··· Document text ···

Pamela Capalad, CFP, AFC:

I love that. The thing, the thing that is really interesting about what you described is that you're incentivizing like the literal system itself to want to participate. Right? Yeah, there's, there's this idea of like, oh, you know, landlords, you're gonna get your rent is gonna get paid on time. And I saw I was I was reading on some of the features that you have, but like, you have like, ESG reports. Right? Can you tell us a little bit more about that? Because that's another, especially as people are wanting to invest in socially responsible investments and ESG and things like that. How is that component to a Susu? Been a good incentive for landlords?

Unknown:

Yeah, Pam, I appreciate that. You did your homework. And that's a great, great question. So on the ESG side, that's definitely been a core part of our value proposition as well. What's happened to there? It's, it's really interesting because real estate has been adopting ESG over the past decade, but it's all been focused on the E are environmental part of the environmental, social and governance framework. And part of the reason was not because real estate owners didn't care about social it's actually that there was just nothing measurable or meaningful Right. So social five years ago used to be like, Hey, we threw a pizza party for your residents, right? And it's like, great, I love pizza as much as the next guy, but you can't really tie that into any meaningful social outcomes. And what we were able to do is really create a data driven framework where owners and operators could be like, we're not just gonna, like, talk about social and these fluffy terms, but there's meaningful impact and economic mobility being created. So that's things like, hey, how many renters established your credit score for the first time? What's the average credit score improvement that your residents are seeing? How many people are moving from subprime to prime? What sort of financial opportunities are being unlocked? Are people becoming homeowners? Are they getting car loans? Which is step one economic mobility? Are they getting education? And how am I a part of that story of economic mobility? And, you know, I think to your earlier point, like we often love to create win lose narratives, right? We love David and Goliath, right? It's like, bad landlord, good renter or bad renters scheming the system and good landlord just trying to operate a business and both those are false. Like, how do we create a win win, where the retro benefits the landlord benefits, the lender benefits and society at large benefits, because we're not creating homelessness and penalizing people and sending them to predatory lenders, and all these sorts of things. Right? And so that's always how we're thinking about it. How do we align the structures and systems to all do what's right for people?

Dyalekt:

Yeah, I love the aligning your business with your values and making sure that other businesses align with your values. And have you seen a change? I mean, I think that we've all noticed, like the game has changed in terms of how credit is being done. There's a lot more competition in this space. And I think the credit bureaus themselves are becoming aware, what what have you seen in the changes?

··· Material shown ···

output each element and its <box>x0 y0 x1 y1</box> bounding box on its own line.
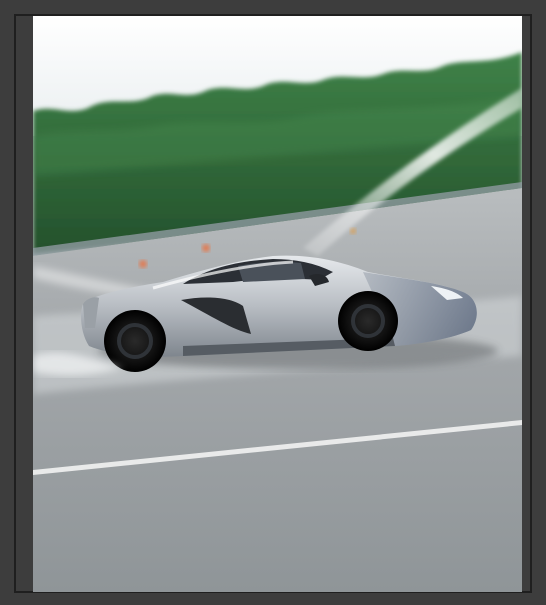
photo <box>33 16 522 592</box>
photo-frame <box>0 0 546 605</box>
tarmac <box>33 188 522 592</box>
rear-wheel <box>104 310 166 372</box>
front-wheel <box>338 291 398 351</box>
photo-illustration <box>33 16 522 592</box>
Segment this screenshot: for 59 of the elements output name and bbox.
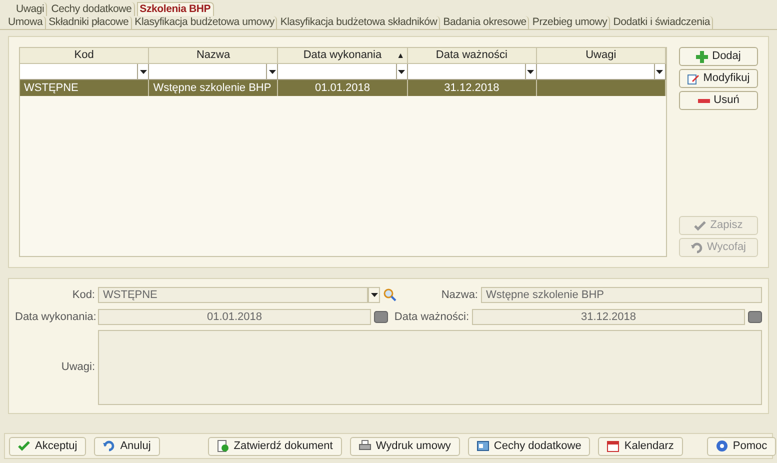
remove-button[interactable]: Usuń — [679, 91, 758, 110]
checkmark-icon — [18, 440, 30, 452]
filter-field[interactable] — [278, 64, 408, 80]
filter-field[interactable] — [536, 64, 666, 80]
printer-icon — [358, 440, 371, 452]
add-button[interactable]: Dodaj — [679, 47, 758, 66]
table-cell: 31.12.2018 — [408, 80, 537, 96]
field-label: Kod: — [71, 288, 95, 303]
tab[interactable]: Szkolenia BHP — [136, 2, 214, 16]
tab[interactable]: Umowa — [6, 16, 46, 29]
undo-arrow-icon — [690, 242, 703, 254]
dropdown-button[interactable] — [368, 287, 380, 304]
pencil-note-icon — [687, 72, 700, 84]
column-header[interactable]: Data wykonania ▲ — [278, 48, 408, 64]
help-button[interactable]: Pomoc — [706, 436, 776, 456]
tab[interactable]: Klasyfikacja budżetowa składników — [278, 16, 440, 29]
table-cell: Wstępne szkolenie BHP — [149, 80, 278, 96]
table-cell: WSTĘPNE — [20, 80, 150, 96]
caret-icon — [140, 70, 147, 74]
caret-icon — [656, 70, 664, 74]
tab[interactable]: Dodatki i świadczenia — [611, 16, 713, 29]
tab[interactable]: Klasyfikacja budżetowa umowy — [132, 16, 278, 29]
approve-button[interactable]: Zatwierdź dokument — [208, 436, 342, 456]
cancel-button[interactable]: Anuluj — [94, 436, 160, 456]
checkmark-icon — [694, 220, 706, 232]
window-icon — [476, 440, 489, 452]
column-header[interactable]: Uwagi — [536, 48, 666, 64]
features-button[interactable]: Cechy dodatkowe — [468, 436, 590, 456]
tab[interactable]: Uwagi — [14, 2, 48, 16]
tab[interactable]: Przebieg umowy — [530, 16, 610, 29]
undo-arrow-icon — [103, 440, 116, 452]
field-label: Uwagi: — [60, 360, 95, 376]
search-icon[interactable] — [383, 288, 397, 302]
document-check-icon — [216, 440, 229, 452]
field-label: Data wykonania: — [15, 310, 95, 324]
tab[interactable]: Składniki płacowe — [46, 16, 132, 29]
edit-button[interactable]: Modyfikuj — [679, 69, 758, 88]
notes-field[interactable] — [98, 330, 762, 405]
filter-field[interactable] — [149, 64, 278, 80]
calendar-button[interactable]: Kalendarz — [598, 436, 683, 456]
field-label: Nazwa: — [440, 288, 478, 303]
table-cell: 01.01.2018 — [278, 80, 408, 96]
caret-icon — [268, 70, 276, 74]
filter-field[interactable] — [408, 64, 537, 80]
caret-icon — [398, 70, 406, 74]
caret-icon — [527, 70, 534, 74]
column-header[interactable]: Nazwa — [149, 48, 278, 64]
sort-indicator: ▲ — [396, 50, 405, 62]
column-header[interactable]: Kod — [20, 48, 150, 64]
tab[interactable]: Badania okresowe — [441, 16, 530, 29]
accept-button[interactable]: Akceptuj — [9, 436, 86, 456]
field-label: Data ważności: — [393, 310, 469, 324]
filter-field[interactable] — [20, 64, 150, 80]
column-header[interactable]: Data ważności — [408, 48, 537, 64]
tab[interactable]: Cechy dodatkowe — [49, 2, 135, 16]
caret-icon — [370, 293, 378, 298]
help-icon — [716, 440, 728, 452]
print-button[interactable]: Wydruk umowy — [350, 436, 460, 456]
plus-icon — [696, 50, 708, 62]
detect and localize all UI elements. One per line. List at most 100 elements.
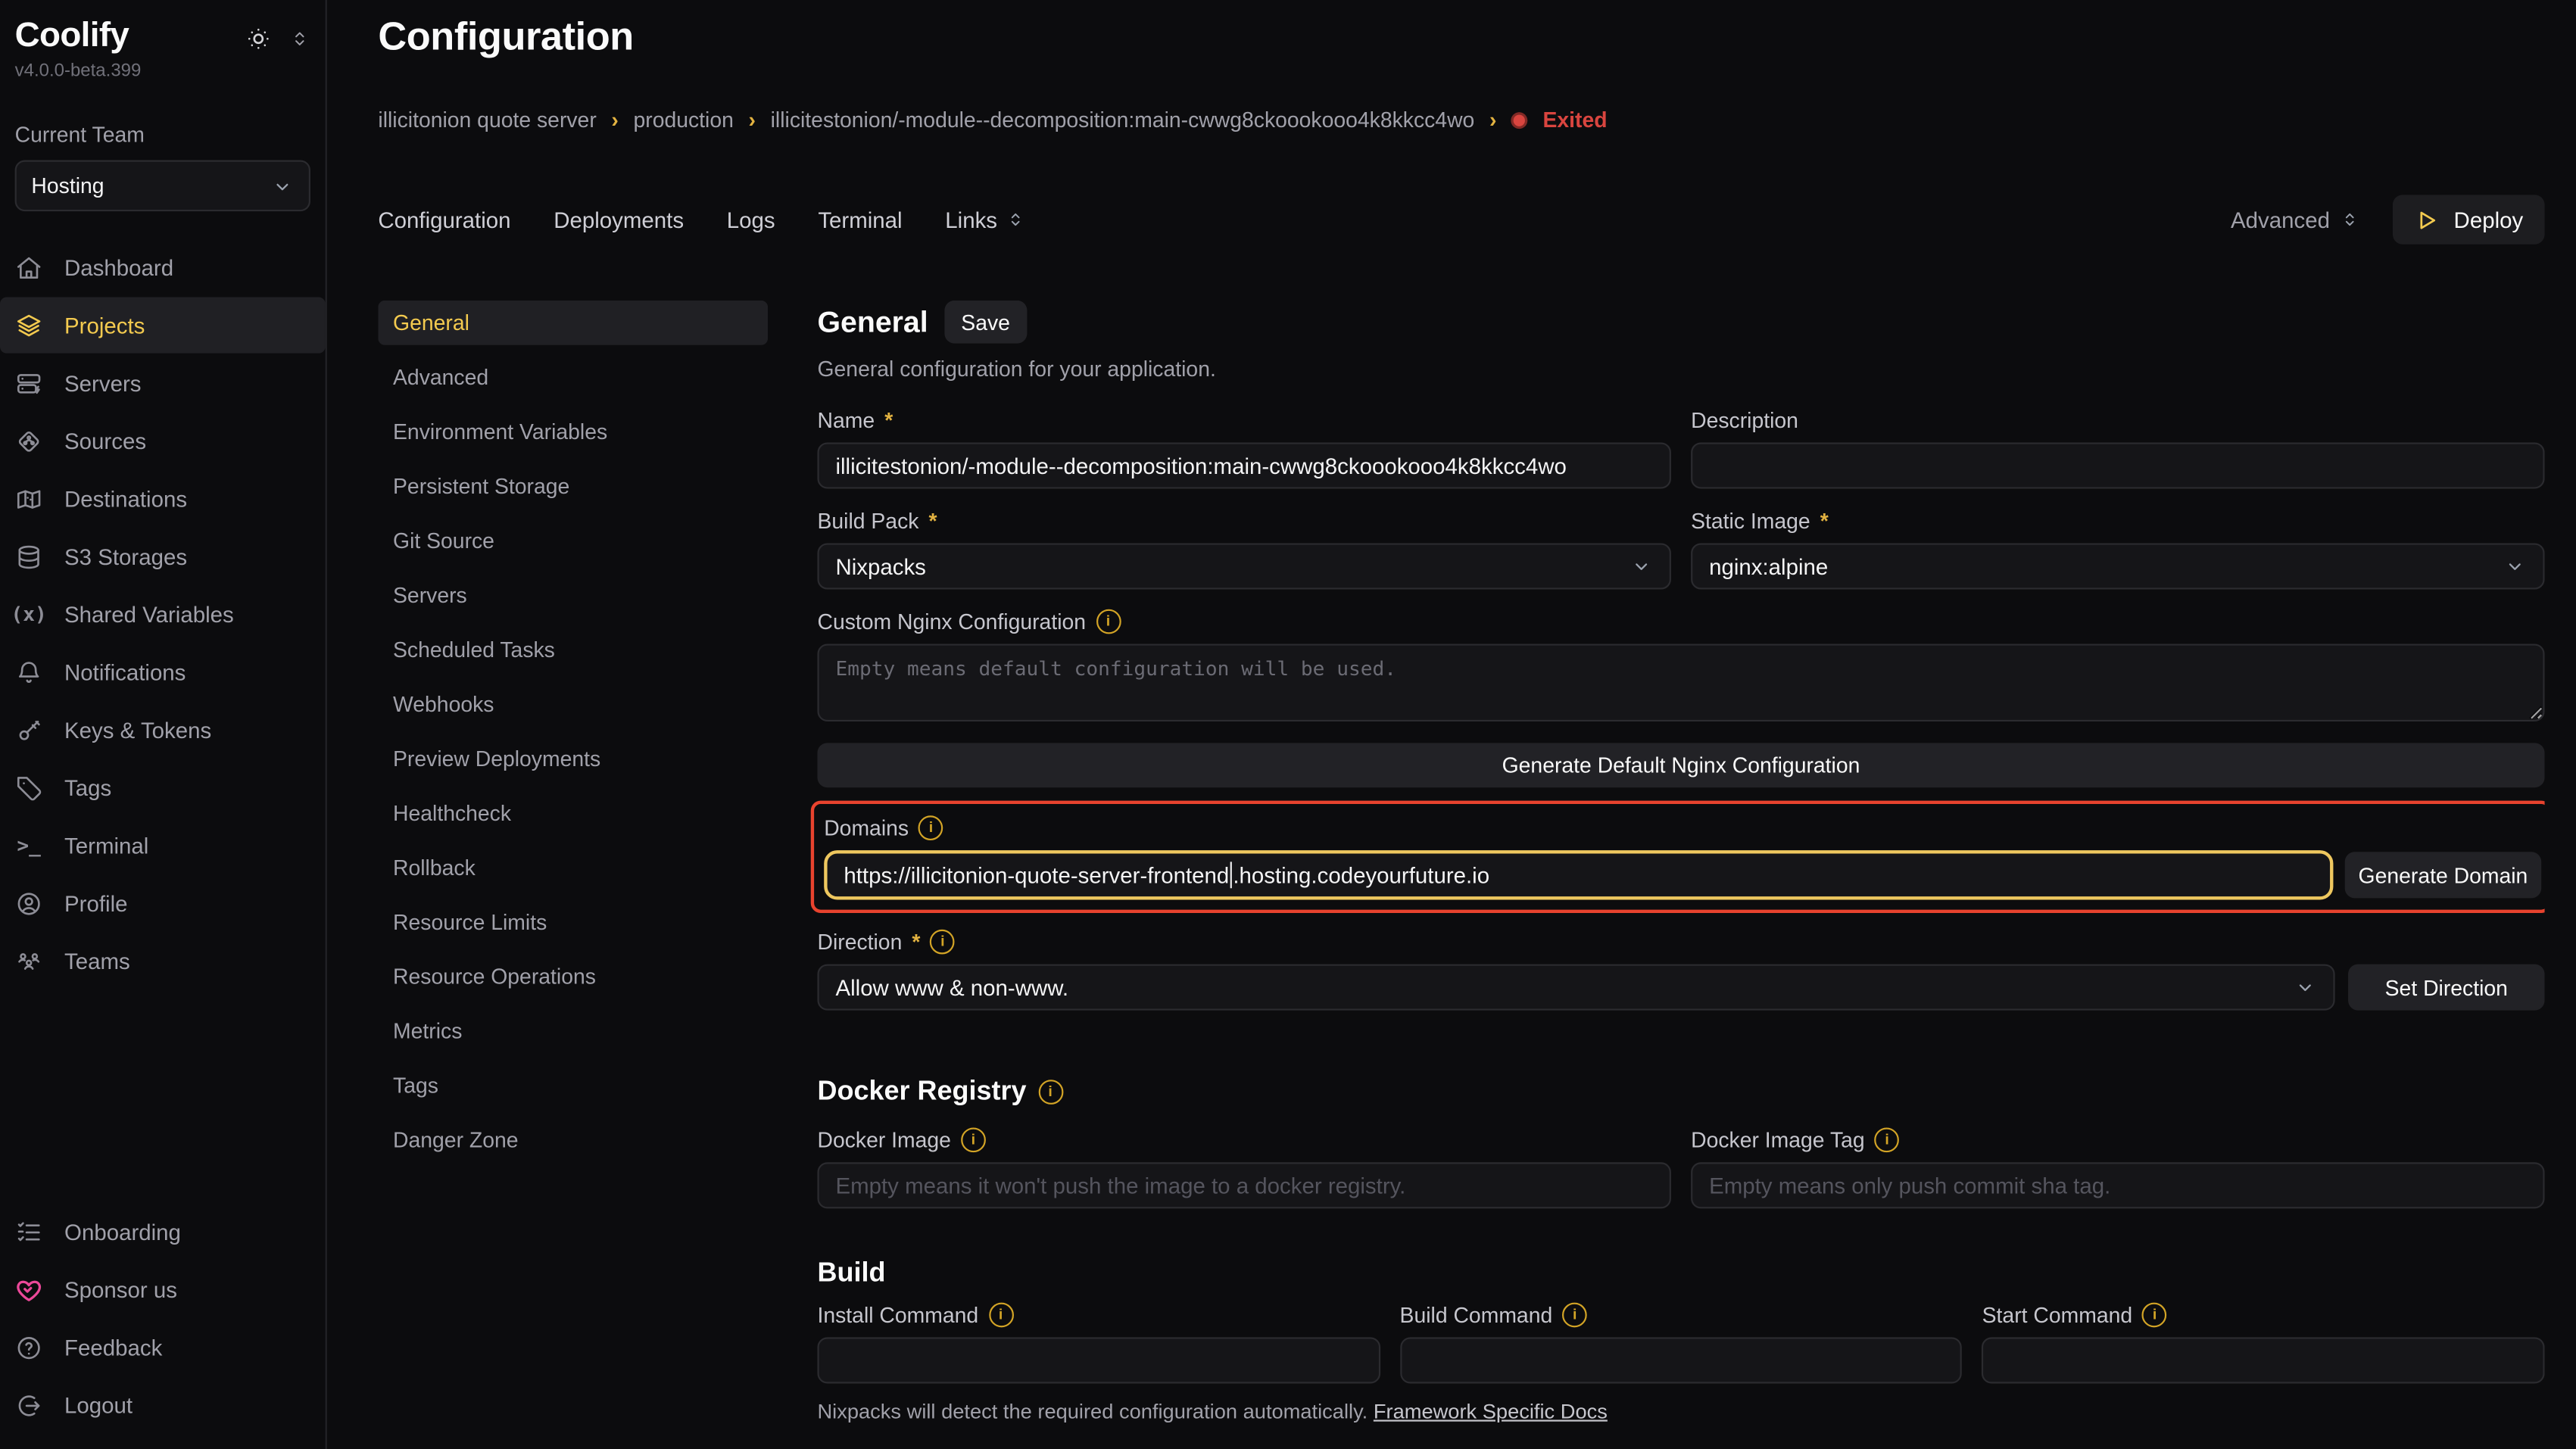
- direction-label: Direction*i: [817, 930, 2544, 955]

···

● **Goal**
According to the conversation about ESG reporting in real estate, which part of the ESG framework has real estate focused on over the past decade?

● **Exercise solution**
The environmental part.